## [Written exercise]
Scan the listing below. Report each line that includes "ປະໄຕ".

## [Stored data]

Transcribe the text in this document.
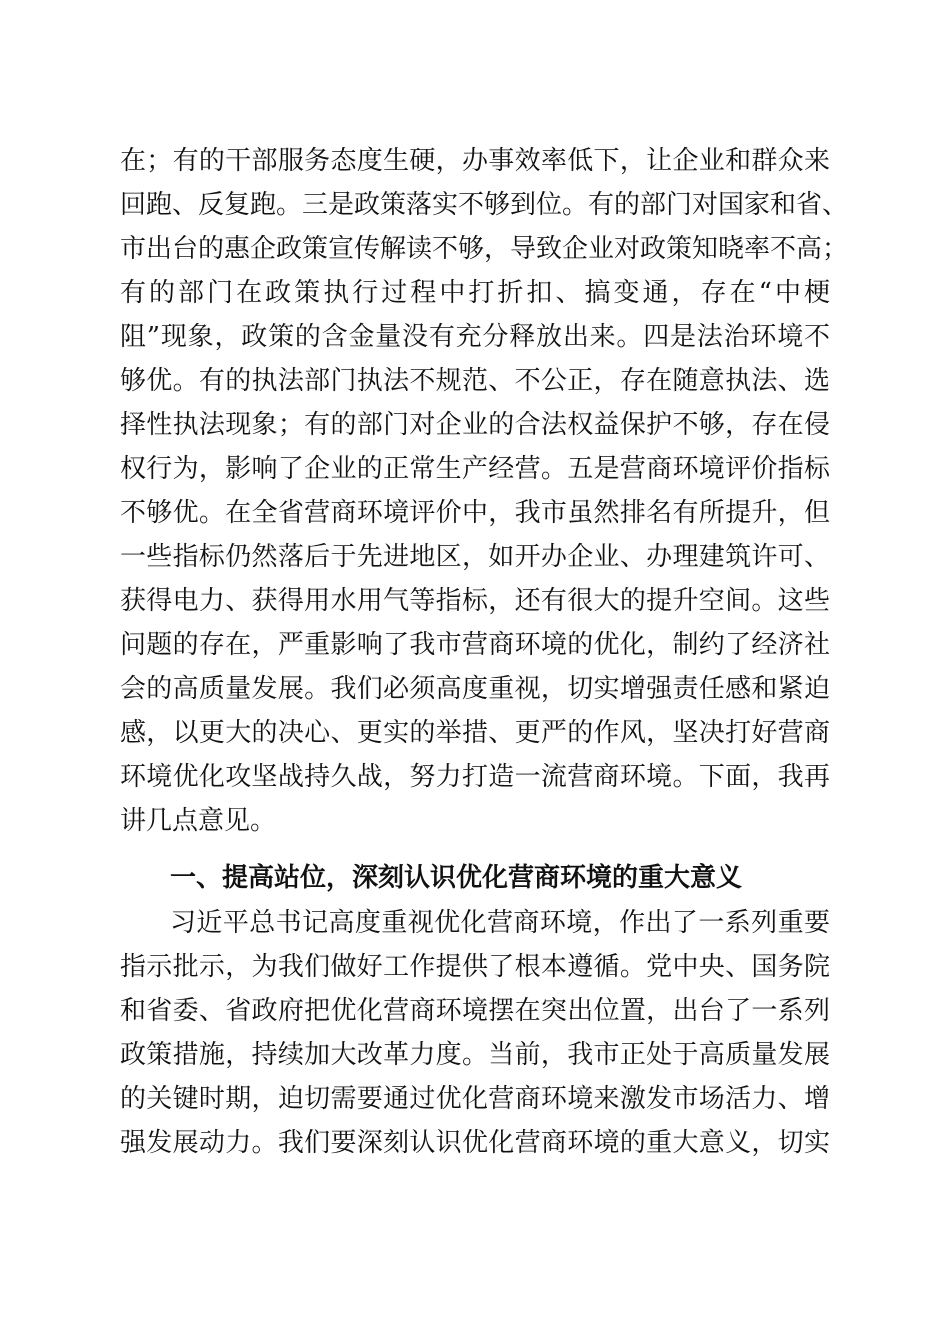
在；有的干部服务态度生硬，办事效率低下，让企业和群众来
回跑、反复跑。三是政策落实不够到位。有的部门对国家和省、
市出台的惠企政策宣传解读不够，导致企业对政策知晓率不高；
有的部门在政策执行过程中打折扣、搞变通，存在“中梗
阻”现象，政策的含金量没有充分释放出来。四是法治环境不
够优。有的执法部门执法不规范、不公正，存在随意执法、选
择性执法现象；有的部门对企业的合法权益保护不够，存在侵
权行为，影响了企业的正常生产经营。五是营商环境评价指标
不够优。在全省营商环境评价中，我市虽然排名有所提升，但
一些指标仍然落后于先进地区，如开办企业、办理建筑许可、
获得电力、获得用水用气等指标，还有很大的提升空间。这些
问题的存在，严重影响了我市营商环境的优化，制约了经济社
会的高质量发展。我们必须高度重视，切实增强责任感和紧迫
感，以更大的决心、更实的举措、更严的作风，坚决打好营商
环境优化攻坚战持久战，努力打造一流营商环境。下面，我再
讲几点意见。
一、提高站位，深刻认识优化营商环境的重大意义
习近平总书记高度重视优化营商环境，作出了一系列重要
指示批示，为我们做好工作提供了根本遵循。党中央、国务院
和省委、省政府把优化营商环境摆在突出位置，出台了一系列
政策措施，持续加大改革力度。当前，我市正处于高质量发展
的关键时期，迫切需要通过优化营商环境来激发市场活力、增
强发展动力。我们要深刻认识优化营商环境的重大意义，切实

---

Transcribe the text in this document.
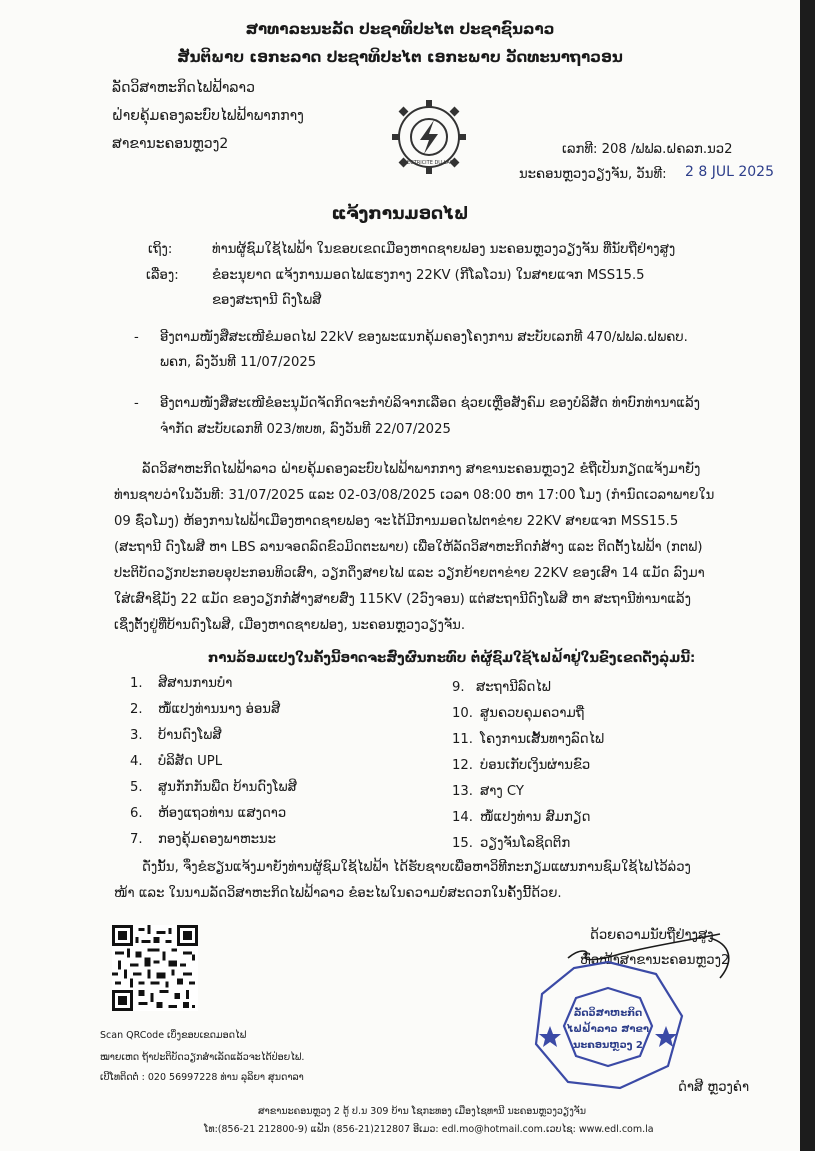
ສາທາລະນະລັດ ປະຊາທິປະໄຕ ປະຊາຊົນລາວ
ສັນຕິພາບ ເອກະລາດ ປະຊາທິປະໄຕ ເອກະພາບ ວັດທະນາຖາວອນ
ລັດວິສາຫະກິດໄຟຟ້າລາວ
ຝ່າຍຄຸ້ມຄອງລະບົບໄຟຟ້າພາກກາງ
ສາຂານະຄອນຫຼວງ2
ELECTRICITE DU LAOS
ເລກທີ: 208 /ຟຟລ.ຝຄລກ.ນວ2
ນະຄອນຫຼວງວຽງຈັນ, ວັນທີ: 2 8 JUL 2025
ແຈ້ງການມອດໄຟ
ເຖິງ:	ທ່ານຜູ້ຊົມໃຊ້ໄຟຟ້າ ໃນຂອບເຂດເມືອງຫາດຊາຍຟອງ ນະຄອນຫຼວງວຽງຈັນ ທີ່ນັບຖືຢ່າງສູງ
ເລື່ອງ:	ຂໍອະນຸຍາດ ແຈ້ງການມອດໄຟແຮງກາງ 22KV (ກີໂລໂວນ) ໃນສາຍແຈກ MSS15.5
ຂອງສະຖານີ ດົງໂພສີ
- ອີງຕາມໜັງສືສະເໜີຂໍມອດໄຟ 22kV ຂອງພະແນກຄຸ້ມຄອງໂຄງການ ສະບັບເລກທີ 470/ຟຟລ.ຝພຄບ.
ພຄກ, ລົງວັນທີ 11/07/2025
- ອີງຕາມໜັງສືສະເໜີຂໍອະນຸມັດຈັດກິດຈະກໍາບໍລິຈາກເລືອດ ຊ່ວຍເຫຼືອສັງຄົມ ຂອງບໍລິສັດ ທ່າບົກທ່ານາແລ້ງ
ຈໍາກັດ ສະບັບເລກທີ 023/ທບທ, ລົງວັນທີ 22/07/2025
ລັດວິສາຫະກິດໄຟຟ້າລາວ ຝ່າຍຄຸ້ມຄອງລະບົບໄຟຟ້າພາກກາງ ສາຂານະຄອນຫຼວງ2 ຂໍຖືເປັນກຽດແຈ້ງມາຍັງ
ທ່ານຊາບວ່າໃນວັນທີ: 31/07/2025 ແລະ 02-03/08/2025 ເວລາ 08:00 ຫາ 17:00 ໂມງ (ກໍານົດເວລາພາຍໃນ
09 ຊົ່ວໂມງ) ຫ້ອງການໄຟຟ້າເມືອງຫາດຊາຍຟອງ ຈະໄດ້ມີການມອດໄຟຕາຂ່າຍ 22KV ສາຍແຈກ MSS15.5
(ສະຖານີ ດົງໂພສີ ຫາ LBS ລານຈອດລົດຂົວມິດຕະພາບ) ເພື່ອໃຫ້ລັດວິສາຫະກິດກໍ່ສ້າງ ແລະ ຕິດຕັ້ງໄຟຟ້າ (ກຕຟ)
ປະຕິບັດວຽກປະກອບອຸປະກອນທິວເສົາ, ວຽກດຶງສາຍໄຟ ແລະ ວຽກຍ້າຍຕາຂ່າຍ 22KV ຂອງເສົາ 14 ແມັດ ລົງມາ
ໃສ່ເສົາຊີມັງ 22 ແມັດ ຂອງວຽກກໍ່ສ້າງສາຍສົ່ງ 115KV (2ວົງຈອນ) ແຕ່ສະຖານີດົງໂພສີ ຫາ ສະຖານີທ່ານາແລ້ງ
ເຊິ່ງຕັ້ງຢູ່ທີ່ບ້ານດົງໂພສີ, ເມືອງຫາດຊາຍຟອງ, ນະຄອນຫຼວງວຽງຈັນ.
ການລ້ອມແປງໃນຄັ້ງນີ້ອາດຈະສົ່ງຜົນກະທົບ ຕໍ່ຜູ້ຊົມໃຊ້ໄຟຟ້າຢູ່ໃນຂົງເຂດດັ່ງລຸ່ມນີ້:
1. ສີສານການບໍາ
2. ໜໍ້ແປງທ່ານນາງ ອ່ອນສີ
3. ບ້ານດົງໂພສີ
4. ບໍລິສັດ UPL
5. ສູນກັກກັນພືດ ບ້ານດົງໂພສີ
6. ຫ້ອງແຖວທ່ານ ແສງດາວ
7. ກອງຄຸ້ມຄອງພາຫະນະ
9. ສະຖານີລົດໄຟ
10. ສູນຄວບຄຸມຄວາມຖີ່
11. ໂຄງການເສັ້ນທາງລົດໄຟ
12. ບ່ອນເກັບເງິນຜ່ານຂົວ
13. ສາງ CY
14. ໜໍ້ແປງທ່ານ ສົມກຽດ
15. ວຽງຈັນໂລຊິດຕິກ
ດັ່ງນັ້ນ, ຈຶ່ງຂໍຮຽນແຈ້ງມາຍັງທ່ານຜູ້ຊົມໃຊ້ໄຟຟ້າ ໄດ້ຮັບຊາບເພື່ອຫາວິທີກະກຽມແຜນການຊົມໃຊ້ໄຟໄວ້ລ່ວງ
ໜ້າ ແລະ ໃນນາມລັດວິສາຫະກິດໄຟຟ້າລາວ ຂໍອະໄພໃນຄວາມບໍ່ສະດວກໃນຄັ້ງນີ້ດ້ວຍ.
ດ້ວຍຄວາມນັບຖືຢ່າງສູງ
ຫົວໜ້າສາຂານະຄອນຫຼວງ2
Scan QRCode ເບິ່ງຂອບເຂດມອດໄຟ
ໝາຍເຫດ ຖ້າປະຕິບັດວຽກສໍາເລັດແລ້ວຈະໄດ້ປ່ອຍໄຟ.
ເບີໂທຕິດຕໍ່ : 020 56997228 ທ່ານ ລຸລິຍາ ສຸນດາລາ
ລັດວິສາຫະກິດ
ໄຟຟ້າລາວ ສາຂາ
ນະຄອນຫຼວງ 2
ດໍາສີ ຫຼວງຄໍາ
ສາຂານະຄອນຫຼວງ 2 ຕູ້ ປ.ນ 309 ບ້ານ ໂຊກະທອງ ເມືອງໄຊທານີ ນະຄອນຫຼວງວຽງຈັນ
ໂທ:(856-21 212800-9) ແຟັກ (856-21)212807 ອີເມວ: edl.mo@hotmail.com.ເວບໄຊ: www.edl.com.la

## [Correct output]
ສາທາລະນະລັດ ປະຊາທິປະໄຕ ປະຊາຊົນລາວ
ສັນຕິພາບ ເອກະລາດ ປະຊາທິປະໄຕ ເອກະພາບ ວັດທະນາຖາວອນ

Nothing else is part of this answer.